*Instruction*: Report each line of the items below that contains the string "选择不同分组下基础用例", copying every such line in full.

*Input*:

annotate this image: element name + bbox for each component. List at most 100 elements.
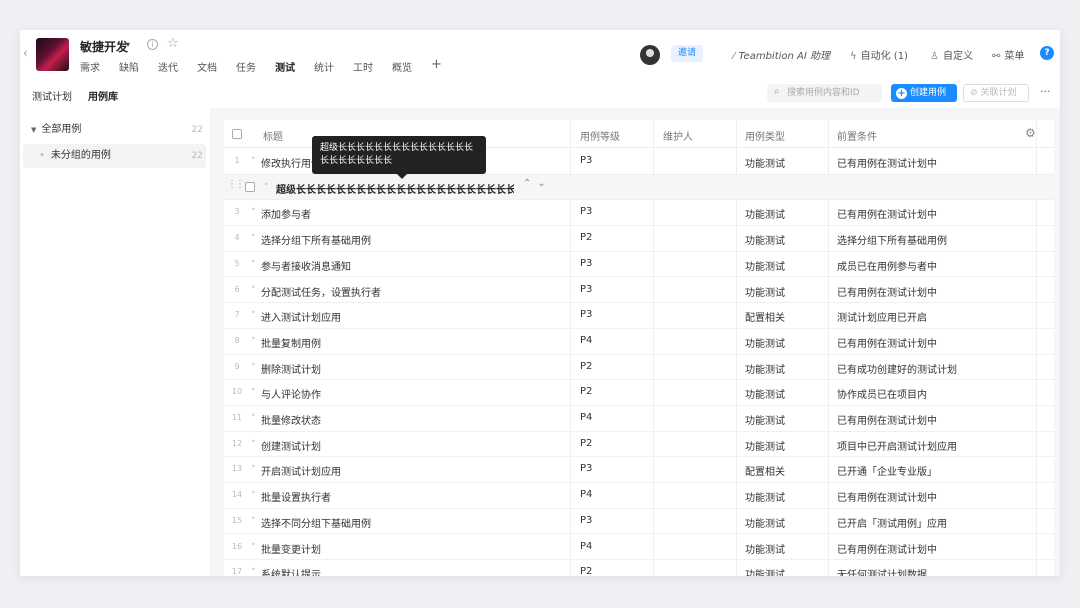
column-header-type[interactable]: 用例类型 [745,128,785,143]
case-title[interactable]: 进入测试计划应用 [261,309,531,324]
caret-down-icon[interactable]: ▼ [31,126,36,134]
case-level: P2 [580,437,593,449]
case-level: P3 [580,514,593,526]
select-all-checkbox[interactable] [232,129,242,139]
nav-tab-4[interactable]: 任务 [236,59,256,75]
table-row[interactable]: 12 • 创建测试计划 P2 功能测试 项目中已开启测试计划应用 [224,432,1054,458]
nav-tab-3[interactable]: 文档 [197,59,217,75]
column-header-title[interactable]: 标题 [263,128,283,143]
sidebar-item-all-cases[interactable]: ▼ 全部用例 22 [23,118,206,142]
table-row[interactable]: 13 • 开启测试计划应用 P3 配置相关 已开通「企业专业版」 [224,457,1054,484]
row-checkbox[interactable] [245,181,255,192]
avatar[interactable] [640,45,660,65]
case-type: 功能测试 [745,518,785,530]
drag-handle-icon[interactable]: ⋮⋮ [227,179,245,190]
column-header-precondition[interactable]: 前置条件 [837,128,877,143]
project-name[interactable]: 敏捷开发 [80,38,128,55]
table-row[interactable]: 4 • 选择分组下所有基础用例 P2 功能测试 选择分组下所有基础用例 [224,226,1054,252]
add-tab-icon[interactable]: + [431,58,442,75]
table-row[interactable]: 17 • 系统默认提示 P2 功能测试 无任何测试计划数据 [224,560,1054,576]
sidebar-item-label: 未分组的用例 [50,150,111,161]
nav-tab-8[interactable]: 概览 [392,59,412,75]
case-level: P2 [580,386,593,398]
search-box[interactable]: ⌕ [767,84,882,102]
more-icon[interactable]: ··· [1040,85,1051,98]
customize-button[interactable]: ♙ 自定义 [930,47,973,62]
case-title[interactable]: 批量修改状态 [261,412,531,427]
table-row[interactable]: 8 • 批量复制用例 P4 功能测试 已有用例在测试计划中 [224,329,1054,355]
case-title[interactable]: 开启测试计划应用 [261,463,531,478]
table-row[interactable]: 11 • 批量修改状态 P4 功能测试 已有用例在测试计划中 [224,406,1054,432]
case-title[interactable]: 参与者接收消息通知 [261,258,531,273]
tab-case-library[interactable]: 用例库 [88,88,118,111]
table-row[interactable]: 3 • 添加参与者 P3 功能测试 已有用例在测试计划中 [224,200,1054,227]
tab-test-plan[interactable]: 测试计划 [32,88,72,103]
bullet-icon: • [251,565,256,575]
sidebar-item-ungrouped[interactable]: • 未分组的用例 22 [23,144,206,168]
chevron-down-icon[interactable]: ▾ [126,40,130,49]
case-title[interactable]: 分配测试任务，设置执行者 [261,284,531,299]
row-number: 13 [231,464,243,474]
table-row[interactable]: 5 • 参与者接收消息通知 P3 功能测试 成员已在用例参与者中 [224,252,1054,278]
row-number: 15 [231,515,243,525]
case-level: P3 [580,309,593,321]
case-title[interactable]: 与人评论协作 [261,386,531,401]
nav-tab-7[interactable]: 工时 [353,59,373,75]
row-number: 8 [234,335,240,345]
case-title[interactable]: 系统默认提示 [261,566,531,576]
sidebar-item-label: 全部用例 [41,124,82,135]
nav-tab-6[interactable]: 统计 [314,59,334,75]
bullet-icon: • [251,333,256,343]
case-precondition: 测试计划应用已开启 [837,313,927,325]
title-edit-field[interactable]: 超级长长长长长长长长长长长长长长长长长长长长长长长 [276,181,514,196]
chevron-down-icon[interactable]: ⌄ [537,178,545,189]
project-cover-image[interactable] [36,38,69,71]
info-icon[interactable]: i [147,39,158,50]
bullet-icon: • [251,513,256,523]
column-header-maintainer[interactable]: 维护人 [663,128,693,143]
nav-tab-5[interactable]: 测试 [275,59,295,75]
case-title[interactable]: 选择不同分组下基础用例 [261,515,531,530]
case-title[interactable]: 添加参与者 [261,206,531,221]
table-row-editing[interactable]: ⋮⋮ • 超级长长长长长长长长长长长长长长长长长长长长长长长 ⌃ ⌄ [224,174,1054,201]
bullet-icon: • [251,256,256,266]
case-title[interactable]: 删除测试计划 [261,361,531,376]
row-number: 5 [234,258,240,268]
case-title[interactable]: 批量复制用例 [261,335,531,350]
table-row[interactable]: 7 • 进入测试计划应用 P3 配置相关 测试计划应用已开启 [224,303,1054,329]
gear-icon[interactable]: ⚙ [1025,126,1036,140]
table-row[interactable]: 9 • 删除测试计划 P2 功能测试 已有成功创建好的测试计划 [224,355,1054,381]
nav-tab-1[interactable]: 缺陷 [119,59,139,75]
bullet-icon: • [251,539,256,549]
case-type: 配置相关 [745,313,785,325]
case-title[interactable]: 批量设置执行者 [261,489,531,504]
case-level: P4 [580,412,593,423]
chevron-left-icon[interactable]: ‹ [23,46,28,60]
case-title[interactable]: 创建测试计划 [261,438,531,453]
case-title[interactable]: 批量变更计划 [261,541,531,556]
table-row[interactable]: 15 • 选择不同分组下基础用例 P3 功能测试 已开启「测试用例」应用 [224,509,1054,535]
case-level: P4 [580,334,593,346]
automation-button[interactable]: ϟ 自动化 (1) [850,47,908,62]
row-number: 3 [234,207,240,217]
table-row[interactable]: 16 • 批量变更计划 P4 功能测试 已有用例在测试计划中 [224,535,1054,561]
chevron-up-icon[interactable]: ⌃ [523,178,531,189]
table-row[interactable]: 10 • 与人评论协作 P2 功能测试 协作成员已在项目内 [224,380,1054,406]
link-plan-button[interactable]: ⊘ 关联计划 [963,84,1029,102]
nav-tab-0[interactable]: 需求 [80,59,100,75]
case-title[interactable]: 选择分组下所有基础用例 [261,232,531,247]
case-type: 功能测试 [745,441,785,453]
star-icon[interactable]: ☆ [167,36,179,51]
invite-button[interactable]: 邀请 [671,45,703,62]
menu-button[interactable]: ⚯ 菜单 [992,47,1024,62]
nav-tab-2[interactable]: 迭代 [158,59,178,75]
table-row[interactable]: 6 • 分配测试任务，设置执行者 P3 功能测试 已有用例在测试计划中 [224,278,1054,304]
case-type: 功能测试 [745,416,785,427]
column-header-level[interactable]: 用例等级 [580,128,620,143]
search-input[interactable] [787,86,879,100]
help-icon[interactable]: ? [1040,46,1054,60]
ai-assistant-button[interactable]: ⁄ Teambition AI 助理 [733,47,830,62]
create-case-button[interactable]: + 创建用例 [891,84,957,102]
table-row[interactable]: 14 • 批量设置执行者 P4 功能测试 已有用例在测试计划中 [224,483,1054,509]
row-number: 10 [231,387,243,397]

*Result below*:
case-title[interactable]: 选择不同分组下基础用例 [261,515,531,530]
table-row[interactable]: 15 • 选择不同分组下基础用例 P3 功能测试 已开启「测试用例」应用 [224,509,1054,535]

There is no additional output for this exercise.